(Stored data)
·····
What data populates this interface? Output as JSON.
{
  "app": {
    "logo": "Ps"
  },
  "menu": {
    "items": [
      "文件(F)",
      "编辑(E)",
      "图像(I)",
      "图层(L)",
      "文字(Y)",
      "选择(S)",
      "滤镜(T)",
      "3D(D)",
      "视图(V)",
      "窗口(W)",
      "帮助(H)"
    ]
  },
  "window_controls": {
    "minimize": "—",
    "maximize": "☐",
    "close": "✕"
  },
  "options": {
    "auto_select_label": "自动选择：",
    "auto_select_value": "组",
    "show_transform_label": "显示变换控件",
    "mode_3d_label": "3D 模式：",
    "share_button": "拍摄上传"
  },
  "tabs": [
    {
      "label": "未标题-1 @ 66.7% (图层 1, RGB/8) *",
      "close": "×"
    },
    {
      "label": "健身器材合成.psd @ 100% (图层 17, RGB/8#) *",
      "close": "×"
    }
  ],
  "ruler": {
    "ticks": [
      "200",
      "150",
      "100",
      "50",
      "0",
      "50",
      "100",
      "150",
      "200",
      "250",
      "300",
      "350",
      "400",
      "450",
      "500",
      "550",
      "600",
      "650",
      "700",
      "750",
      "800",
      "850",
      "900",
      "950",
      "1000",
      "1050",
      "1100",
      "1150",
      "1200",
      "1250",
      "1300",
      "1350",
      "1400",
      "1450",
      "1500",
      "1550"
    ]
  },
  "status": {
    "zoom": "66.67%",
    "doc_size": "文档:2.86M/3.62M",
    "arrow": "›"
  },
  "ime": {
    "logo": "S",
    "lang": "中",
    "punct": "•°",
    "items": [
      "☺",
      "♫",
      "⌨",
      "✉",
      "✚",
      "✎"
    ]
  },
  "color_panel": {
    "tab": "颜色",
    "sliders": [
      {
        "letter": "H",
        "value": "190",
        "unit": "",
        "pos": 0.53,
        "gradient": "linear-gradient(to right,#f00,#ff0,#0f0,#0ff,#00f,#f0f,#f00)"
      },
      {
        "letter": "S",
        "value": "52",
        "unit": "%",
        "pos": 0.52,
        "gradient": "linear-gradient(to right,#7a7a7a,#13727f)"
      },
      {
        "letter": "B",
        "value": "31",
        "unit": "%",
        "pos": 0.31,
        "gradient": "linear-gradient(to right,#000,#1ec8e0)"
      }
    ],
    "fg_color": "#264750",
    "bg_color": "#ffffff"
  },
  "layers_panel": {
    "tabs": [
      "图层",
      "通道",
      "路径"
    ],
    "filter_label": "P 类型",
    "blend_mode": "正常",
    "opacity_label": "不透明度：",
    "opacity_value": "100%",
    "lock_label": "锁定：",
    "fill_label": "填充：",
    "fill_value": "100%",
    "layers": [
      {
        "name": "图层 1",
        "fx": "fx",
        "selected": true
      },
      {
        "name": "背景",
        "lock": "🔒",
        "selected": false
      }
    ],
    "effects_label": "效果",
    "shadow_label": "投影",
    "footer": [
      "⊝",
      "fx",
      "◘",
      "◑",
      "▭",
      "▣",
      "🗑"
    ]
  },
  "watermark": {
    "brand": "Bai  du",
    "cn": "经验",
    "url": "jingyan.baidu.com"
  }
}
·····
:: WHAT THIS TASK INVOLVES ::
Copy out the full listing exactly.

:: TASK SOLUTION ::
What data populates this interface? Output as JSON.
{
  "app": {
    "logo": "Ps"
  },
  "menu": {
    "items": [
      "文件(F)",
      "编辑(E)",
      "图像(I)",
      "图层(L)",
      "文字(Y)",
      "选择(S)",
      "滤镜(T)",
      "3D(D)",
      "视图(V)",
      "窗口(W)",
      "帮助(H)"
    ]
  },
  "window_controls": {
    "minimize": "—",
    "maximize": "☐",
    "close": "✕"
  },
  "options": {
    "auto_select_label": "自动选择：",
    "auto_select_value": "组",
    "show_transform_label": "显示变换控件",
    "mode_3d_label": "3D 模式：",
    "share_button": "拍摄上传"
  },
  "tabs": [
    {
      "label": "未标题-1 @ 66.7% (图层 1, RGB/8) *",
      "close": "×"
    },
    {
      "label": "健身器材合成.psd @ 100% (图层 17, RGB/8#) *",
      "close": "×"
    }
  ],
  "ruler": {
    "ticks": [
      "200",
      "150",
      "100",
      "50",
      "0",
      "50",
      "100",
      "150",
      "200",
      "250",
      "300",
      "350",
      "400",
      "450",
      "500",
      "550",
      "600",
      "650",
      "700",
      "750",
      "800",
      "850",
      "900",
      "950",
      "1000",
      "1050",
      "1100",
      "1150",
      "1200",
      "1250",
      "1300",
      "1350",
      "1400",
      "1450",
      "1500",
      "1550"
    ]
  },
  "status": {
    "zoom": "66.67%",
    "doc_size": "文档:2.86M/3.62M",
    "arrow": "›"
  },
  "ime": {
    "logo": "S",
    "lang": "中",
    "punct": "•°",
    "items": [
      "☺",
      "♫",
      "⌨",
      "✉",
      "✚",
      "✎"
    ]
  },
  "color_panel": {
    "tab": "颜色",
    "sliders": [
      {
        "letter": "H",
        "value": "190",
        "unit": "",
        "pos": 0.53,
        "gradient": "linear-gradient(to right,#f00,#ff0,#0f0,#0ff,#00f,#f0f,#f00)"
      },
      {
        "letter": "S",
        "value": "52",
        "unit": "%",
        "pos": 0.52,
        "gradient": "linear-gradient(to right,#7a7a7a,#13727f)"
      },
      {
        "letter": "B",
        "value": "31",
        "unit": "%",
        "pos": 0.31,
        "gradient": "linear-gradient(to right,#000,#1ec8e0)"
      }
    ],
    "fg_color": "#264750",
    "bg_color": "#ffffff"
  },
  "layers_panel": {
    "tabs": [
      "图层",
      "通道",
      "路径"
    ],
    "filter_label": "P 类型",
    "blend_mode": "正常",
    "opacity_label": "不透明度：",
    "opacity_value": "100%",
    "lock_label": "锁定：",
    "fill_label": "填充：",
    "fill_value": "100%",
    "layers": [
      {
        "name": "图层 1",
        "fx": "fx",
        "selected": true
      },
      {
        "name": "背景",
        "lock": "🔒",
        "selected": false
      }
    ],
    "effects_label": "效果",
    "shadow_label": "投影",
    "footer": [
      "⊝",
      "fx",
      "◘",
      "◑",
      "▭",
      "▣",
      "🗑"
    ]
  },
  "watermark": {
    "brand": "Bai  du",
    "cn": "经验",
    "url": "jingyan.baidu.com"
  }
}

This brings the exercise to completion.